* [Exercise]
Return the data that follows exactly as it appears. Pictures do not belong in the copy.

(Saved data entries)
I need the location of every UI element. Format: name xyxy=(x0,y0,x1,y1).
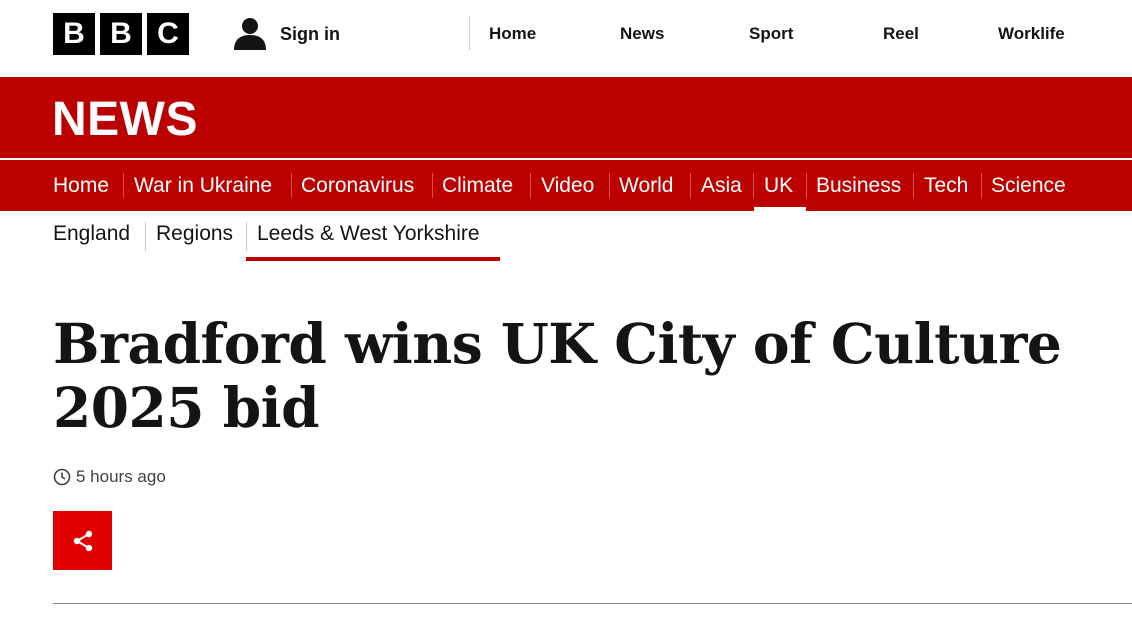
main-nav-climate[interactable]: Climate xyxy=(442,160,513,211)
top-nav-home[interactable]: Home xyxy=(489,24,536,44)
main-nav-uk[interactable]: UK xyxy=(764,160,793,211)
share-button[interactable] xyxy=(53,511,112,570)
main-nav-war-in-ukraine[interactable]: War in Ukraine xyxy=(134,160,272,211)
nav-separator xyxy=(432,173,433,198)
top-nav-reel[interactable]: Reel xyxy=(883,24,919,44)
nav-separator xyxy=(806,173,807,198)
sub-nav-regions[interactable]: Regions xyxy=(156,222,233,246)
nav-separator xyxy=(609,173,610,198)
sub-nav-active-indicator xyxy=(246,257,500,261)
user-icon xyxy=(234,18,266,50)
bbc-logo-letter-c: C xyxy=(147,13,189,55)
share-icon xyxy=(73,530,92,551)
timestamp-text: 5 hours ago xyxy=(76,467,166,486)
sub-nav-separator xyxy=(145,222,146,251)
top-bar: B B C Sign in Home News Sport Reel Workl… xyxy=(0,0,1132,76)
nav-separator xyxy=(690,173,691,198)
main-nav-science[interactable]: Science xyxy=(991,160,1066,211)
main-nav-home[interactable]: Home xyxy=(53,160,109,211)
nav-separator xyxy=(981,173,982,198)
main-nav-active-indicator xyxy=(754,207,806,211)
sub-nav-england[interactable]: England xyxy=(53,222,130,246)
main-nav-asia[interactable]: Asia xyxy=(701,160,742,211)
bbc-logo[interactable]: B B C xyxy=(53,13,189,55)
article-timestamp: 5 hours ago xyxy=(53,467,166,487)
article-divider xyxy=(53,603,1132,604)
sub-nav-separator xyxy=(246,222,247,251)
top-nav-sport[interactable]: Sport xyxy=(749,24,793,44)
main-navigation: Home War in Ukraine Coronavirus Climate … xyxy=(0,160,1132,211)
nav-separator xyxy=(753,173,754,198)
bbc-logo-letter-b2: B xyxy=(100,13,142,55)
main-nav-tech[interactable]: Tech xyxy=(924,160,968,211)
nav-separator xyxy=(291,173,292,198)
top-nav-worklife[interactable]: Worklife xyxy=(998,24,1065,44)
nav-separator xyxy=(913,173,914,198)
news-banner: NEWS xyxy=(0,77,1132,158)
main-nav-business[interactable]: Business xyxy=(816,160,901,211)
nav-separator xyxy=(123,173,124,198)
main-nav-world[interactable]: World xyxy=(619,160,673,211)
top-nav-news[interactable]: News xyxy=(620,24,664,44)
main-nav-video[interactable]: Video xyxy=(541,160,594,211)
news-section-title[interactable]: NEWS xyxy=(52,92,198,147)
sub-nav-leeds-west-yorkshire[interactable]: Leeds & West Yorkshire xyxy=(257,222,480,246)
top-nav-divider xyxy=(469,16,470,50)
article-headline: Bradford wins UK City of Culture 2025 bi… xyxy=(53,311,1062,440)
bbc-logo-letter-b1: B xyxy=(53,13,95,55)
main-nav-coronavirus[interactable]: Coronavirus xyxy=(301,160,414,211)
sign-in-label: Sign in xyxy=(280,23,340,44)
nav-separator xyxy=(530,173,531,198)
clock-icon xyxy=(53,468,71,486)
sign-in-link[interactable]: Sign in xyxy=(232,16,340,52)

* [Exercise response]
I need the location of every UI element. Format: name xyxy=(x0,y0,x1,y1).
main-nav-climate[interactable]: Climate xyxy=(442,160,513,211)
top-nav-home[interactable]: Home xyxy=(489,24,536,44)
main-nav-uk[interactable]: UK xyxy=(764,160,793,211)
share-button[interactable] xyxy=(53,511,112,570)
main-nav-war-in-ukraine[interactable]: War in Ukraine xyxy=(134,160,272,211)
nav-separator xyxy=(432,173,433,198)
top-nav-reel[interactable]: Reel xyxy=(883,24,919,44)
nav-separator xyxy=(806,173,807,198)
sub-nav-regions[interactable]: Regions xyxy=(156,222,233,246)
nav-separator xyxy=(609,173,610,198)
sub-nav-active-indicator xyxy=(246,257,500,261)
user-icon xyxy=(234,18,266,50)
bbc-logo-letter-c: C xyxy=(147,13,189,55)
share-icon xyxy=(73,530,92,551)
timestamp-text: 5 hours ago xyxy=(76,467,166,486)
sub-nav-separator xyxy=(145,222,146,251)
top-bar: B B C Sign in Home News Sport Reel Workl… xyxy=(0,0,1132,76)
nav-separator xyxy=(690,173,691,198)
main-nav-science[interactable]: Science xyxy=(991,160,1066,211)
main-nav-home[interactable]: Home xyxy=(53,160,109,211)
nav-separator xyxy=(981,173,982,198)
main-nav-active-indicator xyxy=(754,207,806,211)
sub-nav-england[interactable]: England xyxy=(53,222,130,246)
main-nav-asia[interactable]: Asia xyxy=(701,160,742,211)
bbc-logo[interactable]: B B C xyxy=(53,13,189,55)
article-timestamp: 5 hours ago xyxy=(53,467,166,487)
article-divider xyxy=(53,603,1132,604)
sub-nav-separator xyxy=(246,222,247,251)
top-nav-sport[interactable]: Sport xyxy=(749,24,793,44)
main-navigation: Home War in Ukraine Coronavirus Climate … xyxy=(0,160,1132,211)
nav-separator xyxy=(753,173,754,198)
bbc-logo-letter-b2: B xyxy=(100,13,142,55)
main-nav-tech[interactable]: Tech xyxy=(924,160,968,211)
nav-separator xyxy=(291,173,292,198)
top-nav-worklife[interactable]: Worklife xyxy=(998,24,1065,44)
nav-separator xyxy=(913,173,914,198)
news-banner: NEWS xyxy=(0,77,1132,158)
main-nav-business[interactable]: Business xyxy=(816,160,901,211)
nav-separator xyxy=(123,173,124,198)
main-nav-world[interactable]: World xyxy=(619,160,673,211)
top-nav-news[interactable]: News xyxy=(620,24,664,44)
main-nav-video[interactable]: Video xyxy=(541,160,594,211)
news-section-title[interactable]: NEWS xyxy=(52,92,198,147)
sub-nav-leeds-west-yorkshire[interactable]: Leeds & West Yorkshire xyxy=(257,222,480,246)
top-nav-divider xyxy=(469,16,470,50)
article-headline: Bradford wins UK City of Culture 2025 bi… xyxy=(53,311,1062,440)
bbc-logo-letter-b1: B xyxy=(53,13,95,55)
main-nav-coronavirus[interactable]: Coronavirus xyxy=(301,160,414,211)
sign-in-label: Sign in xyxy=(280,23,340,44)
nav-separator xyxy=(530,173,531,198)
clock-icon xyxy=(53,468,71,486)
sign-in-link[interactable]: Sign in xyxy=(232,16,340,52)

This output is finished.